No voy a hablar específicamente de la
violencia de género, porque es un tema recurrente que
también bajo la denominación de violencia machista
domina el panorama del abuso cruel y hasta fatal del
fuerte sobre el débil.
Ése sólo es el común denominador de muchas violencias
que existen nuestro entorno y, en el caso de la de
género, ésta ha consumido miles de páginas y millones de
euros sin conseguir paliarla o mitigarla ante la bajeza
de los especímenes crueles de la condición humana que la
practican.
Pero hay otros tipos de acoso, desde bullying escolar
—novatadas universitarias incluidas—, hasta el laboral,
pasando por el generacional, más inadvertido, pero que
también supone un ensañamiento y hasta un crimen
basándose en una posición dominante de quien lo
ejercita.

▸ **EJERCICIO 1**
Copia tal cual del fragmento sobre el acoso lo que va de "No voy a hablar" a "sobre el débil.", ambos incluidos.
▸ **EJERCICIO 2**
Responde con lo que dice el fragmento sobre el acoso:
(a) ¿Con qué otro nombre se conoce también la violencia de género?
(b) ¿Qué ha consumido la violencia de género sin conseguir paliarla?
(c) ¿Qué tipo de acoso se describe como "más inadvertido"?
▸ **EJERCICIO 3**
Sigue escribiendo el fragmento sobre el acoso desde donde termina.

▸ **DATOS DADOS**
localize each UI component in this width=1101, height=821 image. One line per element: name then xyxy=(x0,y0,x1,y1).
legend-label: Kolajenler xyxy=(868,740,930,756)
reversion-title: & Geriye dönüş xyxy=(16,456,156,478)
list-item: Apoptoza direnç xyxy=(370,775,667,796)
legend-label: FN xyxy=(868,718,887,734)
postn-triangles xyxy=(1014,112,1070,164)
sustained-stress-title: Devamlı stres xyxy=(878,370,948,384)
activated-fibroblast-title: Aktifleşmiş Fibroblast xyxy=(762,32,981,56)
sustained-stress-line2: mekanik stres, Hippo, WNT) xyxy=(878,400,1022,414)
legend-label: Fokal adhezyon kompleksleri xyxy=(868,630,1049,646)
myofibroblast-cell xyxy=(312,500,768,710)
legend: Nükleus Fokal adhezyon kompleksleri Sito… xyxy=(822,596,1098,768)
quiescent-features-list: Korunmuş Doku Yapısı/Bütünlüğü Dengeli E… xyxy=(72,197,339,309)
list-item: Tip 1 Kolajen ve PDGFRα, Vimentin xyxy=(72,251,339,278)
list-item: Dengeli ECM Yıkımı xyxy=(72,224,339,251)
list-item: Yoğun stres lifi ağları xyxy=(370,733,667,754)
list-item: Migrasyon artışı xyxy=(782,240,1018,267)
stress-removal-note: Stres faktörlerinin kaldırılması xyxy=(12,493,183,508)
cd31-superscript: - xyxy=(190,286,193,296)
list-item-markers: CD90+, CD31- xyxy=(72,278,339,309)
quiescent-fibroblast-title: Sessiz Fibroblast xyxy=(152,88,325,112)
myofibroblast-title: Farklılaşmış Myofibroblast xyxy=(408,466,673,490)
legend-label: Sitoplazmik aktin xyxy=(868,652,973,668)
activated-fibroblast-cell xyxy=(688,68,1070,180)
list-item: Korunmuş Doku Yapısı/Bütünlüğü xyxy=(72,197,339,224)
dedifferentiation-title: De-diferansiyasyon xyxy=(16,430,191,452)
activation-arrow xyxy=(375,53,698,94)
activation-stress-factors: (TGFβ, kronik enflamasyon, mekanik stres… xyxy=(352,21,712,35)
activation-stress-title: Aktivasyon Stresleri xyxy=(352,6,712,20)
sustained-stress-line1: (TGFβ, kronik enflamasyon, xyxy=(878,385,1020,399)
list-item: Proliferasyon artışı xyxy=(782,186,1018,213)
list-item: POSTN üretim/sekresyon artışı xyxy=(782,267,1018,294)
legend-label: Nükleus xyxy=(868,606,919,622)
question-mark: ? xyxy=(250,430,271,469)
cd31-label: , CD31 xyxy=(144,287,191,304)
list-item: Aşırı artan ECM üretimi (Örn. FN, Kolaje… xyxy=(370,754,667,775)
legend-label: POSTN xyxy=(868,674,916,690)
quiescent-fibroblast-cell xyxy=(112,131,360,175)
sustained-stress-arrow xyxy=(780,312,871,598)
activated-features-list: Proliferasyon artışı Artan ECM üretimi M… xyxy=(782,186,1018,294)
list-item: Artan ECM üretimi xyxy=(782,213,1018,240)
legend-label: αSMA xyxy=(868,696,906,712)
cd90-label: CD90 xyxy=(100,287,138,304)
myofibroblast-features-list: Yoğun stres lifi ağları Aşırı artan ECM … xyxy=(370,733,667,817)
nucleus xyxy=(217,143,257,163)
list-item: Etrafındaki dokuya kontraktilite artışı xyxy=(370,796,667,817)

▸ **RESPUESTA 1**
No voy a hablar específicamente de la
violencia de género, porque es un tema recurrente que
también bajo la denominación de violencia machista
domina el panorama del abuso cruel y hasta fatal del
fuerte sobre el débil.

▸ **RESPUESTA 2**
(a) Violencia machista.
(b) Miles de páginas y millones de euros.
(c) El generacional.

▸ **RESPUESTA 3**
En la violencia sobre los menores —incluida, por
supuesto, la de los padres sobre sus hijos— existen
afortunadamente una serie de protocolos para detectarla
cuando se quiere encubrir bajo la forma de accidentes u
otros percances involuntarios. Pero se produce, según
los expertos, mucho más de lo que se evidencia, siempre
del mayor sobre el menor, salvo en casos precoces de
niños psicóticos en los que también sucede a la inversa.
La más silenciosa de todas estas violencias, quizás
porque es también es la más insidiosamente retorcida, es
la que se ejerce sobre las personas mayores y más
concretamente por unos hijos que se aprovechan de la
indefensión de sus padres.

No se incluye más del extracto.